[A run of records]
▼▼▼
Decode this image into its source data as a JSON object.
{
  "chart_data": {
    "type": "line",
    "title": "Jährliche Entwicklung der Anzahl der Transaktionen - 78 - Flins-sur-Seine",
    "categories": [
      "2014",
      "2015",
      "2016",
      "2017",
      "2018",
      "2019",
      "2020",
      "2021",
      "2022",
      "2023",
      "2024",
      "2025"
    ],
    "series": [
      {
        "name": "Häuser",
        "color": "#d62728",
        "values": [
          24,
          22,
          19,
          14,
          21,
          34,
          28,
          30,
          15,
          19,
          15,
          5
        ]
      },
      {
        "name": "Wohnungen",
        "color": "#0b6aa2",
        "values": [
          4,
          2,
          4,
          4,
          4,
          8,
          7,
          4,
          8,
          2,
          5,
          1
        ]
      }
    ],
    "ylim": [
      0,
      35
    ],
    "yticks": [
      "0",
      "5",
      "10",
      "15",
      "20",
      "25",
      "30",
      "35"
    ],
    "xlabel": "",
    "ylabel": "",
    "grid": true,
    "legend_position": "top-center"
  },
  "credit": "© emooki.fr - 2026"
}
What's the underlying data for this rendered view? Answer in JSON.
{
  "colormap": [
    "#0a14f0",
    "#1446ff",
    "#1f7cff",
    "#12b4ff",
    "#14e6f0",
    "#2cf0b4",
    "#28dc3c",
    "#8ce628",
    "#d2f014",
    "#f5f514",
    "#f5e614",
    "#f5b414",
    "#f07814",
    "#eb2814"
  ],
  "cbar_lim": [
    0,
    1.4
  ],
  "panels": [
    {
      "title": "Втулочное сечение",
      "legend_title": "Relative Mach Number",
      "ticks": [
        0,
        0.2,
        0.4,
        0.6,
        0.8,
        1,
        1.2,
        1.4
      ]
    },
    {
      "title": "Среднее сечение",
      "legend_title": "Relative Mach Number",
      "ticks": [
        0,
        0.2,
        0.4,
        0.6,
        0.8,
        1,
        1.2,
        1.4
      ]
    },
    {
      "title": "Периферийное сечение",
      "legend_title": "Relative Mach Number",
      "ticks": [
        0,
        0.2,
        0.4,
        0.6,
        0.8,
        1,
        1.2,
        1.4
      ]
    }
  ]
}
▲▲▲
§ EXERCISE BRIEF
Your answer should consist only of the lines from the one with "What's the underlying" through the end of the data above, reproduced exactly.

§ OUTPUT
What's the underlying data for this rendered view? Answer in JSON.
{
  "colormap": [
    "#0a14f0",
    "#1446ff",
    "#1f7cff",
    "#12b4ff",
    "#14e6f0",
    "#2cf0b4",
    "#28dc3c",
    "#8ce628",
    "#d2f014",
    "#f5f514",
    "#f5e614",
    "#f5b414",
    "#f07814",
    "#eb2814"
  ],
  "cbar_lim": [
    0,
    1.4
  ],
  "panels": [
    {
      "title": "Втулочное сечение",
      "legend_title": "Relative Mach Number",
      "ticks": [
        0,
        0.2,
        0.4,
        0.6,
        0.8,
        1,
        1.2,
        1.4
      ]
    },
    {
      "title": "Среднее сечение",
      "legend_title": "Relative Mach Number",
      "ticks": [
        0,
        0.2,
        0.4,
        0.6,
        0.8,
        1,
        1.2,
        1.4
      ]
    },
    {
      "title": "Периферийное сечение",
      "legend_title": "Relative Mach Number",
      "ticks": [
        0,
        0.2,
        0.4,
        0.6,
        0.8,
        1,
        1.2,
        1.4
      ]
    }
  ]
}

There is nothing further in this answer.